YOUR TASK -> Among the entries that follow, tally the lines with the string "this". Give no more than the number.

--- DATA ---

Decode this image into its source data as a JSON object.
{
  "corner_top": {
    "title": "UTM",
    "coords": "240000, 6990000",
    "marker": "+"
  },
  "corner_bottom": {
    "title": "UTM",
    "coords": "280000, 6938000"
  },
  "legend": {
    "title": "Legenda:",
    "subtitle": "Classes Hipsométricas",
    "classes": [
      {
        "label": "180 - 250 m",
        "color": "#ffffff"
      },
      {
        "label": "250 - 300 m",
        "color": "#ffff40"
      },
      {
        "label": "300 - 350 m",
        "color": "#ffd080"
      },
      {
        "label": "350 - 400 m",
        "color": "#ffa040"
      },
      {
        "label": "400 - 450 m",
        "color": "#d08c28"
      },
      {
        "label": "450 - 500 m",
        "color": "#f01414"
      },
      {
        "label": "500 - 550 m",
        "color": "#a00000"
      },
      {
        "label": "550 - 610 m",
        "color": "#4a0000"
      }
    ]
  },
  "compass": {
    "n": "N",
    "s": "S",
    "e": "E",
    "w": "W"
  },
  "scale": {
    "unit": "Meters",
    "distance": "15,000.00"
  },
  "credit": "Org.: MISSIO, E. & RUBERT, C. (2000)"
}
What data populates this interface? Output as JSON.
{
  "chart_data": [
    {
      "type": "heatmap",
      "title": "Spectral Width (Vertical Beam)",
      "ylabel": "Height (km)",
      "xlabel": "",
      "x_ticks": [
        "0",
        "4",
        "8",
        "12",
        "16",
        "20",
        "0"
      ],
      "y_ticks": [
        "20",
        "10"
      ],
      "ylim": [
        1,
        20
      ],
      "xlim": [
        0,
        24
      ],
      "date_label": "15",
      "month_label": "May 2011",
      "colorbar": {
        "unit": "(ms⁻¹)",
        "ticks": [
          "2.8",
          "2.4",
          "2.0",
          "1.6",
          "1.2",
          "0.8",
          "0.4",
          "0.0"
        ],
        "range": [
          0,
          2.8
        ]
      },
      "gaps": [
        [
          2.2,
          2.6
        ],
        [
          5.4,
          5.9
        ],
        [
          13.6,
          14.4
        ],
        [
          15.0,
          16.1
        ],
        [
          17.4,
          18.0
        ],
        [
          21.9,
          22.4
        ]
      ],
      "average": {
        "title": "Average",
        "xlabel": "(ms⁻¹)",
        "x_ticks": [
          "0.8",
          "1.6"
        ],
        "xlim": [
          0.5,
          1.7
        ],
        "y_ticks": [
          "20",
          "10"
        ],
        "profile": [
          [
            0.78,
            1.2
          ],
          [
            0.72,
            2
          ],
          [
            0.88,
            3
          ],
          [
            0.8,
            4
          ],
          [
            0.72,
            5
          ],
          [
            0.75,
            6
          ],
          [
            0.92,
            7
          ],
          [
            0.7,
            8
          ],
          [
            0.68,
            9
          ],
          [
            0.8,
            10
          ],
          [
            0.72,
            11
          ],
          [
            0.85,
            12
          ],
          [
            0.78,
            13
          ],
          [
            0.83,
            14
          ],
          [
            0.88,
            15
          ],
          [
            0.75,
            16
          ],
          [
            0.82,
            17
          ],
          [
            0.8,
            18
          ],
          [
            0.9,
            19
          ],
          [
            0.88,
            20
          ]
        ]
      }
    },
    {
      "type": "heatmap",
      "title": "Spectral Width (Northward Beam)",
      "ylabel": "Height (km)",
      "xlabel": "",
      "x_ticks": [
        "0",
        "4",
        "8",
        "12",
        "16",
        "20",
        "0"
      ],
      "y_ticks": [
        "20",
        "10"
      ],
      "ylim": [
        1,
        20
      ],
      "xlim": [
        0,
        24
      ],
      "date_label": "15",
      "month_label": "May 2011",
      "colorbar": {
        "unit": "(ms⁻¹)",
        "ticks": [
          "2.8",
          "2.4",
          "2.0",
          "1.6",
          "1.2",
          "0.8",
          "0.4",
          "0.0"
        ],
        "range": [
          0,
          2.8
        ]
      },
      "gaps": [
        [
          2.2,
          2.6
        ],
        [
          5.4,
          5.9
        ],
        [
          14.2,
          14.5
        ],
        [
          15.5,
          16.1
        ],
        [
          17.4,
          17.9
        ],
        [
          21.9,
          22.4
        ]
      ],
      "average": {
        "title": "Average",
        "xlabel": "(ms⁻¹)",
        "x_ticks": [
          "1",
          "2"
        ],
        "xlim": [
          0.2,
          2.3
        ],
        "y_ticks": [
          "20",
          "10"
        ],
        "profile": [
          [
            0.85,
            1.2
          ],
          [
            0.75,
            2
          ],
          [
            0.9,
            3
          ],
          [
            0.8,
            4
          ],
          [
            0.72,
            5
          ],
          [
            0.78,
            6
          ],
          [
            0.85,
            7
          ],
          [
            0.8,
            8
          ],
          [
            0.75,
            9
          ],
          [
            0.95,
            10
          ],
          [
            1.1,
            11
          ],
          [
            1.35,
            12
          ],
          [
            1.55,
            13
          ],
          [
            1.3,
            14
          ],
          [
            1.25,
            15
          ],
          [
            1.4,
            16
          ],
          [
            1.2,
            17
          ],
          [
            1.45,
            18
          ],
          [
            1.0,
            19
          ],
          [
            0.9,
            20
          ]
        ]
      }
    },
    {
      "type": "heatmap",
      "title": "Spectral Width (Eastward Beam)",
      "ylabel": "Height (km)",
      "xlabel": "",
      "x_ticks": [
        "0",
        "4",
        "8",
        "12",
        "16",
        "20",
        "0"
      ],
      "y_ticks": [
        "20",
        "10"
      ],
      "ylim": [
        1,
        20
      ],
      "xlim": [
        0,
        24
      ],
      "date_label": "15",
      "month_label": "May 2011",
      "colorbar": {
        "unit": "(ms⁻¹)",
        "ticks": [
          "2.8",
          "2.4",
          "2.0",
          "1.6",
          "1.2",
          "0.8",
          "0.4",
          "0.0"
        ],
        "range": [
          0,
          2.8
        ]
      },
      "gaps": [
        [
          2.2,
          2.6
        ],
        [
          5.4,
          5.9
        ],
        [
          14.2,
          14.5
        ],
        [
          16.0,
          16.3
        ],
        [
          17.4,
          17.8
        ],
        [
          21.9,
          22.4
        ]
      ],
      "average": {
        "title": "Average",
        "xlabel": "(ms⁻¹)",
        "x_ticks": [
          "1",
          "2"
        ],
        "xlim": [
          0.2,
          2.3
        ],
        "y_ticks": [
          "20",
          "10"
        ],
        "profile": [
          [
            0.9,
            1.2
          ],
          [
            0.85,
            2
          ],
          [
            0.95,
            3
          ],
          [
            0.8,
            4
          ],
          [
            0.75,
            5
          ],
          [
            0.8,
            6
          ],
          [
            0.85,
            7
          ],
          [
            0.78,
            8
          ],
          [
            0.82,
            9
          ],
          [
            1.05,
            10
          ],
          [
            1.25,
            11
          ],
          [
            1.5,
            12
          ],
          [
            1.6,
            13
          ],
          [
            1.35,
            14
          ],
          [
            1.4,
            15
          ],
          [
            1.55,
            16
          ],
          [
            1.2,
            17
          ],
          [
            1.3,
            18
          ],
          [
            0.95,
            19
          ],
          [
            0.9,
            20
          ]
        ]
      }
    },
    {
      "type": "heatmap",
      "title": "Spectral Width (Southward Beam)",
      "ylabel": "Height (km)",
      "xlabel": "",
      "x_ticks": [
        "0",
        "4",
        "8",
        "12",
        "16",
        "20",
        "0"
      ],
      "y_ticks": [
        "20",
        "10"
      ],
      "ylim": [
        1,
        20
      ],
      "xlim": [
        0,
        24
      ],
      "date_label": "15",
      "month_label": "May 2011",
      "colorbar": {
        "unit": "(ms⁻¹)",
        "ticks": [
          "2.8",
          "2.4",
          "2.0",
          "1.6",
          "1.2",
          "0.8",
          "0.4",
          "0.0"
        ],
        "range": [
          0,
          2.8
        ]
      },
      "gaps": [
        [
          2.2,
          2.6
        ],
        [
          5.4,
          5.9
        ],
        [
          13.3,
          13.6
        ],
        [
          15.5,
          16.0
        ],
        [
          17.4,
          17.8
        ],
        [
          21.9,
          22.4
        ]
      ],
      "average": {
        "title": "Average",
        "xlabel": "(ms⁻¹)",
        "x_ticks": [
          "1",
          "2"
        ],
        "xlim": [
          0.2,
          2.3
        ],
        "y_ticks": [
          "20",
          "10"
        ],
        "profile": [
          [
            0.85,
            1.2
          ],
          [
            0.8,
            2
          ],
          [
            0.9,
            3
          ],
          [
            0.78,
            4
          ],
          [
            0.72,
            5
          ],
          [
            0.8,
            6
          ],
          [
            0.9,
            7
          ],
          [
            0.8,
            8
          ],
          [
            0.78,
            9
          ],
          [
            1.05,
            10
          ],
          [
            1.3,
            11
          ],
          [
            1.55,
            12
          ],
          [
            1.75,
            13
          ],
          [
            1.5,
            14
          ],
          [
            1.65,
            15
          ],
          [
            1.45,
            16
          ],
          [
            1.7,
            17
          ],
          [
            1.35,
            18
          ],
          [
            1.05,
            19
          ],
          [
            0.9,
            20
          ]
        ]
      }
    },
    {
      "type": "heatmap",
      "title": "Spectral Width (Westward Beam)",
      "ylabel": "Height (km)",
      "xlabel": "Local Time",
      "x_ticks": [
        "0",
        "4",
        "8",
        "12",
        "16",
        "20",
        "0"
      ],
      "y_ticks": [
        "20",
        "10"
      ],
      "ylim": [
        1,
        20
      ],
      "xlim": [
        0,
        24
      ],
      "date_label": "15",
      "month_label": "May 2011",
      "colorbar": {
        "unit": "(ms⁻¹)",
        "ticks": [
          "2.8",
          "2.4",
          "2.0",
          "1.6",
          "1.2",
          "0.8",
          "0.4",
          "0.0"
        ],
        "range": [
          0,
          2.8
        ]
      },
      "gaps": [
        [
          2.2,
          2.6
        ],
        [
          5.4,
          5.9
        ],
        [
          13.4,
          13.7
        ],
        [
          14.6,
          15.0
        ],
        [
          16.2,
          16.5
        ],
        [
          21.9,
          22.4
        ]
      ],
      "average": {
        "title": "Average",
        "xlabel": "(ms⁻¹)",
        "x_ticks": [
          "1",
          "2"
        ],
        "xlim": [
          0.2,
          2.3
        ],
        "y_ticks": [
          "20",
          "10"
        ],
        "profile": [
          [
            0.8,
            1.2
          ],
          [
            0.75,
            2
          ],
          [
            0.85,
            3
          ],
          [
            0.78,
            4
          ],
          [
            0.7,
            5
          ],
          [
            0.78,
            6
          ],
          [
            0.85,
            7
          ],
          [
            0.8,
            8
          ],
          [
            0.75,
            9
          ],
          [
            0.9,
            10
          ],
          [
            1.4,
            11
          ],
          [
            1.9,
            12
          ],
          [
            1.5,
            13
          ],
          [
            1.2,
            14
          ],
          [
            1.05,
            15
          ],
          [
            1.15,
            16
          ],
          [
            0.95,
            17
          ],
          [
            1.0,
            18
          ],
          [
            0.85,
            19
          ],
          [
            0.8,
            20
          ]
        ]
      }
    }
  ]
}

---

TASK RESPONSE -> 2